------ SUPPLIED ENTRIES ------

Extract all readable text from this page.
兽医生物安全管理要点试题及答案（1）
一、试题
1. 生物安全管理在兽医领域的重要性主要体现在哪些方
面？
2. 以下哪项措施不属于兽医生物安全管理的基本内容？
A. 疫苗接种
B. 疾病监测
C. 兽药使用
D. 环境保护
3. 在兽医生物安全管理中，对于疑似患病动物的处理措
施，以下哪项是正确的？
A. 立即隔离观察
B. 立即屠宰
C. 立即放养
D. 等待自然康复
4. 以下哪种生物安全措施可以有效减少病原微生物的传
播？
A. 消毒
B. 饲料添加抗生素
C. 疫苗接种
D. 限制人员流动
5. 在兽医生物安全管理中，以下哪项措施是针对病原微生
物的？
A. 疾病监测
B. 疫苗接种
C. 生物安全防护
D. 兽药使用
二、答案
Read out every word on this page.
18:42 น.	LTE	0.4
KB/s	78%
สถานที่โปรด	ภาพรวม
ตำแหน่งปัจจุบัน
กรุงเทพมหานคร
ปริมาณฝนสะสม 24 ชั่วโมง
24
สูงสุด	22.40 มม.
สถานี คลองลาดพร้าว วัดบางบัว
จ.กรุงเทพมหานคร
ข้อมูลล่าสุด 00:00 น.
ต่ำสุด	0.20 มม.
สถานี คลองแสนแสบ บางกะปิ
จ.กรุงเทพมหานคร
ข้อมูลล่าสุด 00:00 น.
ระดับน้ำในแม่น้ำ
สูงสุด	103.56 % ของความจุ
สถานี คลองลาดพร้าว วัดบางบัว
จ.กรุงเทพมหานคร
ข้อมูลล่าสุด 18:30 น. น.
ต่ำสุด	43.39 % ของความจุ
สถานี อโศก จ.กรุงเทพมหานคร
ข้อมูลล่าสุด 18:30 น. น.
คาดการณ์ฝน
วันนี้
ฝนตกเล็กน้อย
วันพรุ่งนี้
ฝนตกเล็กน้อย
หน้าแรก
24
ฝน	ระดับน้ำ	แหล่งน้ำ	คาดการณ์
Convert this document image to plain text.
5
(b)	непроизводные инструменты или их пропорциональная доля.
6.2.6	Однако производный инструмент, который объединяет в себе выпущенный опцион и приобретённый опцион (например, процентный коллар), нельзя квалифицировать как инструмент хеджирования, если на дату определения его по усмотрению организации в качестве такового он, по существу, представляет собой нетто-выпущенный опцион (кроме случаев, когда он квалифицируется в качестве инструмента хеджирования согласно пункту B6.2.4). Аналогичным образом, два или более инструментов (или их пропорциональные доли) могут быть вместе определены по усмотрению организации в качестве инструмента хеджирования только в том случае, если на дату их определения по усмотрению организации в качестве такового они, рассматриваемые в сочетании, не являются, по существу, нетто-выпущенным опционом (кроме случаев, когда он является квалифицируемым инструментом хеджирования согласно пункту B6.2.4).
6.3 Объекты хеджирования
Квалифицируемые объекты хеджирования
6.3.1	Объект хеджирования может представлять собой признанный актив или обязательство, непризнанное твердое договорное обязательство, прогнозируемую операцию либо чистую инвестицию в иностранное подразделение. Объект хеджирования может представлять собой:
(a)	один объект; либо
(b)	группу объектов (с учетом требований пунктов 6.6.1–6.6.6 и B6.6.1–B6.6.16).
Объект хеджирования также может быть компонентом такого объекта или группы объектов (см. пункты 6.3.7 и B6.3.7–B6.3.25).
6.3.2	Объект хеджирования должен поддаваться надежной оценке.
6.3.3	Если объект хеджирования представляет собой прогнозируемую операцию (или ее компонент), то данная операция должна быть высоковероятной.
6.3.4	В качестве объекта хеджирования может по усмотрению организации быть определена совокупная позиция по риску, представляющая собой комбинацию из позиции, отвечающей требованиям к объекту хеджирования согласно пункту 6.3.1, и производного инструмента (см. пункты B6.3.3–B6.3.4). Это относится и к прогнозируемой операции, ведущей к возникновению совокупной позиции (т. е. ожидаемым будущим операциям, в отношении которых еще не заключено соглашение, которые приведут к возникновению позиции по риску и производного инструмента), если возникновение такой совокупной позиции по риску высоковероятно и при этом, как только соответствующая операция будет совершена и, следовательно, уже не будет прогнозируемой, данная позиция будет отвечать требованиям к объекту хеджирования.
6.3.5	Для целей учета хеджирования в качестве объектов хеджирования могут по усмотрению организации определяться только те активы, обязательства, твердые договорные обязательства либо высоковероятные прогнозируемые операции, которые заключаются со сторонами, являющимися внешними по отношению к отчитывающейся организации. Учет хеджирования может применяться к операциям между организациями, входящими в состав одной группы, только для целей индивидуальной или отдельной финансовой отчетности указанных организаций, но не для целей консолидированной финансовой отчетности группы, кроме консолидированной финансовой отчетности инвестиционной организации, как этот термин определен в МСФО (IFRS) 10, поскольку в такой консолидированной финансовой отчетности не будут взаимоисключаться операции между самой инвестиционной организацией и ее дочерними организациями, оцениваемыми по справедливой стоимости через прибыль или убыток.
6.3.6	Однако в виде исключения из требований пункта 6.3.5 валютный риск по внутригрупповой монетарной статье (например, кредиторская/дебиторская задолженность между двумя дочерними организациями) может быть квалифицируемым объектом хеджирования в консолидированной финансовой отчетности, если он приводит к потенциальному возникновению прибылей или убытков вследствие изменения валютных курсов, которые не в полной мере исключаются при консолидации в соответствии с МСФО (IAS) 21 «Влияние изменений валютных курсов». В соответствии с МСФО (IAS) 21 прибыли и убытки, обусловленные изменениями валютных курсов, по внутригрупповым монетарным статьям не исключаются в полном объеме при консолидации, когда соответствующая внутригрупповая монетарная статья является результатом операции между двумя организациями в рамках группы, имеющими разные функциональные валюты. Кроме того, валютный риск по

------

- WRITTEN EXERCISE
Reproduce the material in full, with no word added or dropped.

- CORRECT OUTPUT
Extract all readable text from this page.
兽医生物安全管理要点试题及答案（1）
一、试题
1. 生物安全管理在兽医领域的重要性主要体现在哪些方
面？
2. 以下哪项措施不属于兽医生物安全管理的基本内容？
A. 疫苗接种
B. 疾病监测
C. 兽药使用
D. 环境保护
3. 在兽医生物安全管理中，对于疑似患病动物的处理措
施，以下哪项是正确的？
A. 立即隔离观察
B. 立即屠宰
C. 立即放养
D. 等待自然康复
4. 以下哪种生物安全措施可以有效减少病原微生物的传
播？
A. 消毒
B. 饲料添加抗生素
C. 疫苗接种
D. 限制人员流动
5. 在兽医生物安全管理中，以下哪项措施是针对病原微生
物的？
A. 疾病监测
B. 疫苗接种
C. 生物安全防护
D. 兽药使用
二、答案
Read out every word on this page.
18:42 น.	LTE	0.4
KB/s	78%
สถานที่โปรด	ภาพรวม
ตำแหน่งปัจจุบัน
กรุงเทพมหานคร
ปริมาณฝนสะสม 24 ชั่วโมง
24
สูงสุด	22.40 มม.
สถานี คลองลาดพร้าว วัดบางบัว
จ.กรุงเทพมหานคร
ข้อมูลล่าสุด 00:00 น.
ต่ำสุด	0.20 มม.
สถานี คลองแสนแสบ บางกะปิ
จ.กรุงเทพมหานคร
ข้อมูลล่าสุด 00:00 น.
ระดับน้ำในแม่น้ำ
สูงสุด	103.56 % ของความจุ
สถานี คลองลาดพร้าว วัดบางบัว
จ.กรุงเทพมหานคร
ข้อมูลล่าสุด 18:30 น. น.
ต่ำสุด	43.39 % ของความจุ
สถานี อโศก จ.กรุงเทพมหานคร
ข้อมูลล่าสุด 18:30 น. น.
คาดการณ์ฝน
วันนี้
ฝนตกเล็กน้อย
วันพรุ่งนี้
ฝนตกเล็กน้อย
หน้าแรก
24
ฝน	ระดับน้ำ	แหล่งน้ำ	คาดการณ์
Convert this document image to plain text.
5
(b)	непроизводные инструменты или их пропорциональная доля.
6.2.6	Однако производный инструмент, который объединяет в себе выпущенный опцион и приобретённый опцион (например, процентный коллар), нельзя квалифицировать как инструмент хеджирования, если на дату определения его по усмотрению организации в качестве такового он, по существу, представляет собой нетто-выпущенный опцион (кроме случаев, когда он квалифицируется в качестве инструмента хеджирования согласно пункту B6.2.4). Аналогичным образом, два или более инструментов (или их пропорциональные доли) могут быть вместе определены по усмотрению организации в качестве инструмента хеджирования только в том случае, если на дату их определения по усмотрению организации в качестве такового они, рассматриваемые в сочетании, не являются, по существу, нетто-выпущенным опционом (кроме случаев, когда он является квалифицируемым инструментом хеджирования согласно пункту B6.2.4).
6.3 Объекты хеджирования
Квалифицируемые объекты хеджирования
6.3.1	Объект хеджирования может представлять собой признанный актив или обязательство, непризнанное твердое договорное обязательство, прогнозируемую операцию либо чистую инвестицию в иностранное подразделение. Объект хеджирования может представлять собой:
(a)	один объект; либо
(b)	группу объектов (с учетом требований пунктов 6.6.1–6.6.6 и B6.6.1–B6.6.16).
Объект хеджирования также может быть компонентом такого объекта или группы объектов (см. пункты 6.3.7 и B6.3.7–B6.3.25).
6.3.2	Объект хеджирования должен поддаваться надежной оценке.
6.3.3	Если объект хеджирования представляет собой прогнозируемую операцию (или ее компонент), то данная операция должна быть высоковероятной.
6.3.4	В качестве объекта хеджирования может по усмотрению организации быть определена совокупная позиция по риску, представляющая собой комбинацию из позиции, отвечающей требованиям к объекту хеджирования согласно пункту 6.3.1, и производного инструмента (см. пункты B6.3.3–B6.3.4). Это относится и к прогнозируемой операции, ведущей к возникновению совокупной позиции (т. е. ожидаемым будущим операциям, в отношении которых еще не заключено соглашение, которые приведут к возникновению позиции по риску и производного инструмента), если возникновение такой совокупной позиции по риску высоковероятно и при этом, как только соответствующая операция будет совершена и, следовательно, уже не будет прогнозируемой, данная позиция будет отвечать требованиям к объекту хеджирования.
6.3.5	Для целей учета хеджирования в качестве объектов хеджирования могут по усмотрению организации определяться только те активы, обязательства, твердые договорные обязательства либо высоковероятные прогнозируемые операции, которые заключаются со сторонами, являющимися внешними по отношению к отчитывающейся организации. Учет хеджирования может применяться к операциям между организациями, входящими в состав одной группы, только для целей индивидуальной или отдельной финансовой отчетности указанных организаций, но не для целей консолидированной финансовой отчетности группы, кроме консолидированной финансовой отчетности инвестиционной организации, как этот термин определен в МСФО (IFRS) 10, поскольку в такой консолидированной финансовой отчетности не будут взаимоисключаться операции между самой инвестиционной организацией и ее дочерними организациями, оцениваемыми по справедливой стоимости через прибыль или убыток.
6.3.6	Однако в виде исключения из требований пункта 6.3.5 валютный риск по внутригрупповой монетарной статье (например, кредиторская/дебиторская задолженность между двумя дочерними организациями) может быть квалифицируемым объектом хеджирования в консолидированной финансовой отчетности, если он приводит к потенциальному возникновению прибылей или убытков вследствие изменения валютных курсов, которые не в полной мере исключаются при консолидации в соответствии с МСФО (IAS) 21 «Влияние изменений валютных курсов». В соответствии с МСФО (IAS) 21 прибыли и убытки, обусловленные изменениями валютных курсов, по внутригрупповым монетарным статьям не исключаются в полном объеме при консолидации, когда соответствующая внутригрупповая монетарная статья является результатом операции между двумя организациями в рамках группы, имеющими разные функциональные валюты. Кроме того, валютный риск по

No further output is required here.